Gather up the lines with the word "black" in them.

(Dataset items)
────────────────
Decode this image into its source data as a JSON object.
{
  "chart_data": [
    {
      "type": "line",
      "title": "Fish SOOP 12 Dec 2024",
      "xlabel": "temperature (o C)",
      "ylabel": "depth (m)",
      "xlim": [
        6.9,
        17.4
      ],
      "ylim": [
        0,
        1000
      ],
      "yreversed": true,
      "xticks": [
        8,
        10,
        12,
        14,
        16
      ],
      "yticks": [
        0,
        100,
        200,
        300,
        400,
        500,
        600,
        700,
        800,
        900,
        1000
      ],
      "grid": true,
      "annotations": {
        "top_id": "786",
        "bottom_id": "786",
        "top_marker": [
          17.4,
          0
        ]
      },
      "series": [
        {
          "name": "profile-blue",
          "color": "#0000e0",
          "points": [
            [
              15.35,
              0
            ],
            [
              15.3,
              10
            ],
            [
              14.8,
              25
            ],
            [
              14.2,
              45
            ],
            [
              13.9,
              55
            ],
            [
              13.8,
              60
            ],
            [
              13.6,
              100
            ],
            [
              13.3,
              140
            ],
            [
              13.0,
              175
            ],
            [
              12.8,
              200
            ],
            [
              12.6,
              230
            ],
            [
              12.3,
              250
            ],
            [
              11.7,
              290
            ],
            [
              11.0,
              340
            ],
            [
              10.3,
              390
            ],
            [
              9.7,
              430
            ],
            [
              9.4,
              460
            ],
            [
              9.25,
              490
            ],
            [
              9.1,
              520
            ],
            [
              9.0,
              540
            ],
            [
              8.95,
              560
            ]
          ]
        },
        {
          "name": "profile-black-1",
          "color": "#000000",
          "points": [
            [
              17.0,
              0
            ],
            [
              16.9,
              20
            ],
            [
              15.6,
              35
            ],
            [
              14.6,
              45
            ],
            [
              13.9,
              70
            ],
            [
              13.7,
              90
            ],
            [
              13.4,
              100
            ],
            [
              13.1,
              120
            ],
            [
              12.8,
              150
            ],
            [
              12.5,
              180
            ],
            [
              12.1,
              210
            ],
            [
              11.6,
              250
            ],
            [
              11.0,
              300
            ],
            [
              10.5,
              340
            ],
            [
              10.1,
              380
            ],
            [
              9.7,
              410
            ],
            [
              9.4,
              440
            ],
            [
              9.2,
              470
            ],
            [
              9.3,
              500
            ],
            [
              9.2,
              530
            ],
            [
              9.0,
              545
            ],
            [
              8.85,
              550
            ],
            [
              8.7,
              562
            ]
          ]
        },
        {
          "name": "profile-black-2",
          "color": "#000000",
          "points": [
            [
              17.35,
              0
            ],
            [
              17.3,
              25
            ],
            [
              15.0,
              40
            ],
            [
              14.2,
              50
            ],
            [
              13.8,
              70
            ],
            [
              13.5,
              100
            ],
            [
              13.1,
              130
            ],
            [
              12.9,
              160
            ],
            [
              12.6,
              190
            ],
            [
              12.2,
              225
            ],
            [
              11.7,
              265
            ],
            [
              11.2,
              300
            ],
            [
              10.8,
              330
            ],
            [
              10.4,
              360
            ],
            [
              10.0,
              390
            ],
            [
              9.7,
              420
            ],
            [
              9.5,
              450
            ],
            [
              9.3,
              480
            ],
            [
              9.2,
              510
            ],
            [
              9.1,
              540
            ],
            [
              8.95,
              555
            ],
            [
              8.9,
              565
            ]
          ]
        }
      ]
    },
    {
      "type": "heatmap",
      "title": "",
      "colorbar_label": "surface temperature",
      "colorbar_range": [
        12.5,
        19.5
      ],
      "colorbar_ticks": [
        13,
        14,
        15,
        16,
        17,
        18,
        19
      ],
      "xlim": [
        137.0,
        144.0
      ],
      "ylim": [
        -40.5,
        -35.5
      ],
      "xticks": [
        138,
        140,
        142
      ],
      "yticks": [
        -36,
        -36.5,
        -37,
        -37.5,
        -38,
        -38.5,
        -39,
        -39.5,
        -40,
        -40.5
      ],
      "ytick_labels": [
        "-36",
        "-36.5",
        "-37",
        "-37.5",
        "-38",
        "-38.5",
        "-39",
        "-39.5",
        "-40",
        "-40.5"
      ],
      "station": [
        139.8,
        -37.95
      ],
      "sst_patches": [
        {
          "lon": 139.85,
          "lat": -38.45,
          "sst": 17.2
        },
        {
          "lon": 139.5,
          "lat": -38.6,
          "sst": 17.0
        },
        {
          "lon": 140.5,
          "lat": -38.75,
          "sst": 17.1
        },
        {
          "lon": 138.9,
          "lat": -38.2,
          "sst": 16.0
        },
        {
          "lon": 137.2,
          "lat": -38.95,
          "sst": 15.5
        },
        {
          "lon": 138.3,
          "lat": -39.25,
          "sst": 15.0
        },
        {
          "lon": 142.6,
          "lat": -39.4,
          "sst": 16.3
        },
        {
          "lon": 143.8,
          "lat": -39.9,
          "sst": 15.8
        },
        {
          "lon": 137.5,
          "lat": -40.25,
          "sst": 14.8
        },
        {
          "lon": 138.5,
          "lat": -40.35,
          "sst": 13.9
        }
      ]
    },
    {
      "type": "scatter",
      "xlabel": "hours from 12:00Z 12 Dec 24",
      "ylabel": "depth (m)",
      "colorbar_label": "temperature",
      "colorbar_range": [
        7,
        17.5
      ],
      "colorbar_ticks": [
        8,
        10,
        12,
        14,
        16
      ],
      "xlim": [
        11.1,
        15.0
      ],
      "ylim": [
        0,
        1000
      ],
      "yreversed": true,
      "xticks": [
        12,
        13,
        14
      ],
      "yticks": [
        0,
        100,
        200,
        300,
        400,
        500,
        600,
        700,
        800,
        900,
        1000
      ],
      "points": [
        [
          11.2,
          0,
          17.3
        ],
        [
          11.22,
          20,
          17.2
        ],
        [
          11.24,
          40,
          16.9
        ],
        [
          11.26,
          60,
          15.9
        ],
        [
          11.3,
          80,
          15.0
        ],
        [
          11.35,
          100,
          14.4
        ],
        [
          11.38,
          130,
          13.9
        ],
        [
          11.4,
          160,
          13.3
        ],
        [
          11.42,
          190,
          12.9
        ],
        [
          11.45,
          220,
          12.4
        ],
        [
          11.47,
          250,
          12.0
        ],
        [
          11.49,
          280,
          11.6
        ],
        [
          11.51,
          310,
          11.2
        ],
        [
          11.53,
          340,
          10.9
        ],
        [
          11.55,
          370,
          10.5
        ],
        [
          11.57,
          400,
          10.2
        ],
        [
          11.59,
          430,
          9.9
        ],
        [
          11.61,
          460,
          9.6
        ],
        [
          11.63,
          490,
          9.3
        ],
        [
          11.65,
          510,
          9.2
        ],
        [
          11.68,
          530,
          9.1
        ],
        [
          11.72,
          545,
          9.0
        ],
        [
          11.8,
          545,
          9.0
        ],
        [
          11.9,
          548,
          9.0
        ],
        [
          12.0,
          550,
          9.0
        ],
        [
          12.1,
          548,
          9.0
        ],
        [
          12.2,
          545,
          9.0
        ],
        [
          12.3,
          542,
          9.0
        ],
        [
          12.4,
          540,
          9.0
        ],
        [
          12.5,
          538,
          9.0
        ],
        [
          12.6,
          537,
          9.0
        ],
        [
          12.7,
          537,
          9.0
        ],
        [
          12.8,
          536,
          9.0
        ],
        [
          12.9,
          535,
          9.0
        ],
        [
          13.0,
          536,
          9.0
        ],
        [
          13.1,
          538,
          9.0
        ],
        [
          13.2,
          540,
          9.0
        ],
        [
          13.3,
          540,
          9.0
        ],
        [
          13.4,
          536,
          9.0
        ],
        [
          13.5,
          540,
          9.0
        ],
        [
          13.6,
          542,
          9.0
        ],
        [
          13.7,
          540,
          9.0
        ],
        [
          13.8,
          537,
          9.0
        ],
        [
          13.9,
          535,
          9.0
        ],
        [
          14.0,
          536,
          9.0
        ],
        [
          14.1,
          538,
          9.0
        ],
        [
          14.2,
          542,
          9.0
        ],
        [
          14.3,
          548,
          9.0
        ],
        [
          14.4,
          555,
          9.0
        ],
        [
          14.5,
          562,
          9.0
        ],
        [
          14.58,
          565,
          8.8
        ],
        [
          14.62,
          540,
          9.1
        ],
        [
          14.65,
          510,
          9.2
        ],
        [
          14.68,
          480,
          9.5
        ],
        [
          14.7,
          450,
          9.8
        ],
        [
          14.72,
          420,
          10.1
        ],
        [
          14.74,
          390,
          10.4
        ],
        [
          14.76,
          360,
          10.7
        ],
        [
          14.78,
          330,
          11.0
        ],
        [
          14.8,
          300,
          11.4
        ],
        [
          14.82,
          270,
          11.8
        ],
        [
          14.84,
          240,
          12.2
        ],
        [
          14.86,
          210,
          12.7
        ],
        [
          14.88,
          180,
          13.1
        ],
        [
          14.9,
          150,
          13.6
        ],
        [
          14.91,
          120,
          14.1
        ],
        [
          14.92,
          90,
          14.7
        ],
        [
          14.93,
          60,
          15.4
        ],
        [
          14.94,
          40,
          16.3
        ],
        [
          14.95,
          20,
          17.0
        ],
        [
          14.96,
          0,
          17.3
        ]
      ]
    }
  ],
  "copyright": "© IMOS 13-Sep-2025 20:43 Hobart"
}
────────────────
EXERCISE ANSWER:
          "name": "profile-black-1",
          "name": "profile-black-2",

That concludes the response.